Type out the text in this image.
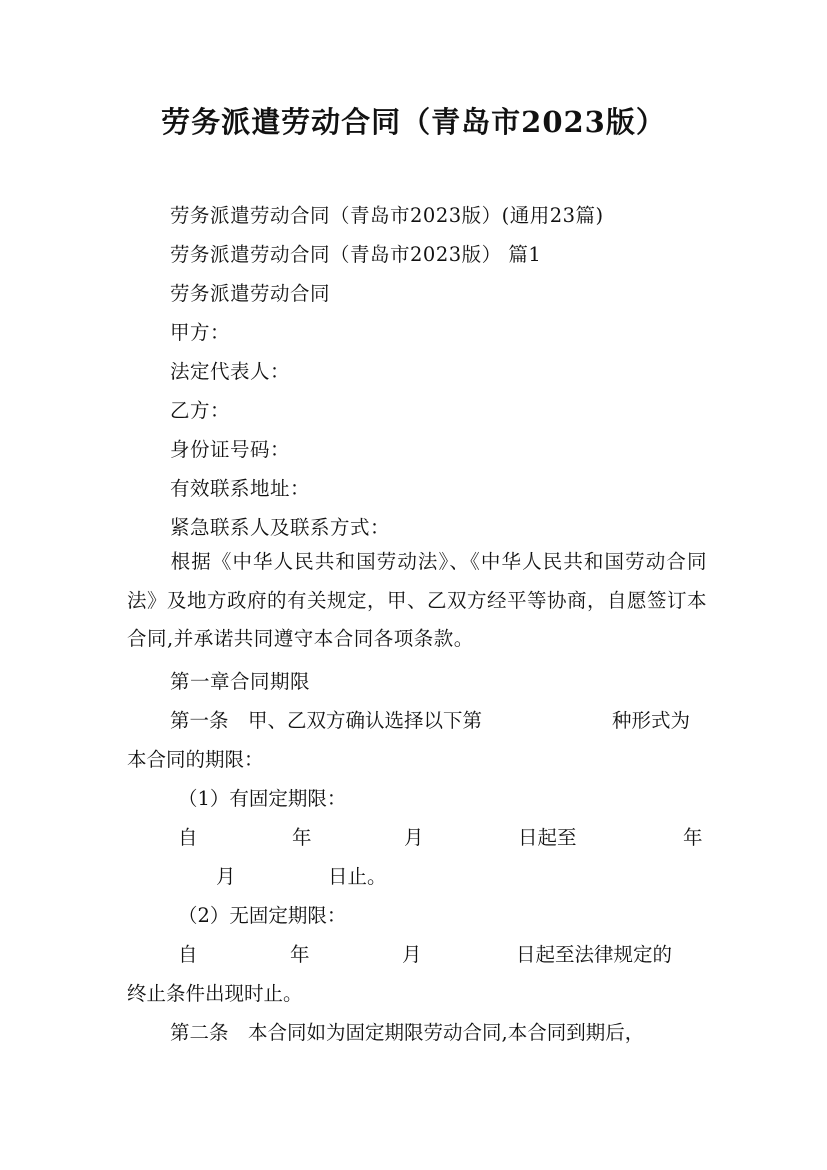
劳务派遣劳动合同（青岛市2023版）
劳务派遣劳动合同（青岛市2023版）(通用23篇)
劳务派遣劳动合同（青岛市2023版） 篇1
劳务派遣劳动合同
甲方：
法定代表人：
乙方：
身份证号码：
有效联系地址：
紧急联系人及联系方式：
根据《中华人民共和国劳动法》、《中华人民共和国劳动合同法》及地方政府的有关规定，甲、乙双方经平等协商，自愿签订本合同,并承诺共同遵守本合同各项条款。
第一章合同期限
第一条　甲、乙双方确认选择以下第	种形式为
本合同的期限：
（1）有固定期限：
自	年	月	日起至	年
月	日止。
（2）无固定期限：
自	年	月	日起至法律规定的
终止条件出现时止。
第二条　本合同如为固定期限劳动合同,本合同到期后，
──────
**Task**
Output all of the data exactly as it stands, minus any images.

**Finished exercise**
Type out the text in this image.
劳务派遣劳动合同（青岛市2023版）
劳务派遣劳动合同（青岛市2023版）(通用23篇)
劳务派遣劳动合同（青岛市2023版） 篇1
劳务派遣劳动合同
甲方：
法定代表人：
乙方：
身份证号码：
有效联系地址：
紧急联系人及联系方式：
根据《中华人民共和国劳动法》、《中华人民共和国劳动合同法》及地方政府的有关规定，甲、乙双方经平等协商，自愿签订本合同,并承诺共同遵守本合同各项条款。
第一章合同期限
第一条　甲、乙双方确认选择以下第	种形式为
本合同的期限：
（1）有固定期限：
自	年	月	日起至	年
月	日止。
（2）无固定期限：
自	年	月	日起至法律规定的
终止条件出现时止。
第二条　本合同如为固定期限劳动合同,本合同到期后，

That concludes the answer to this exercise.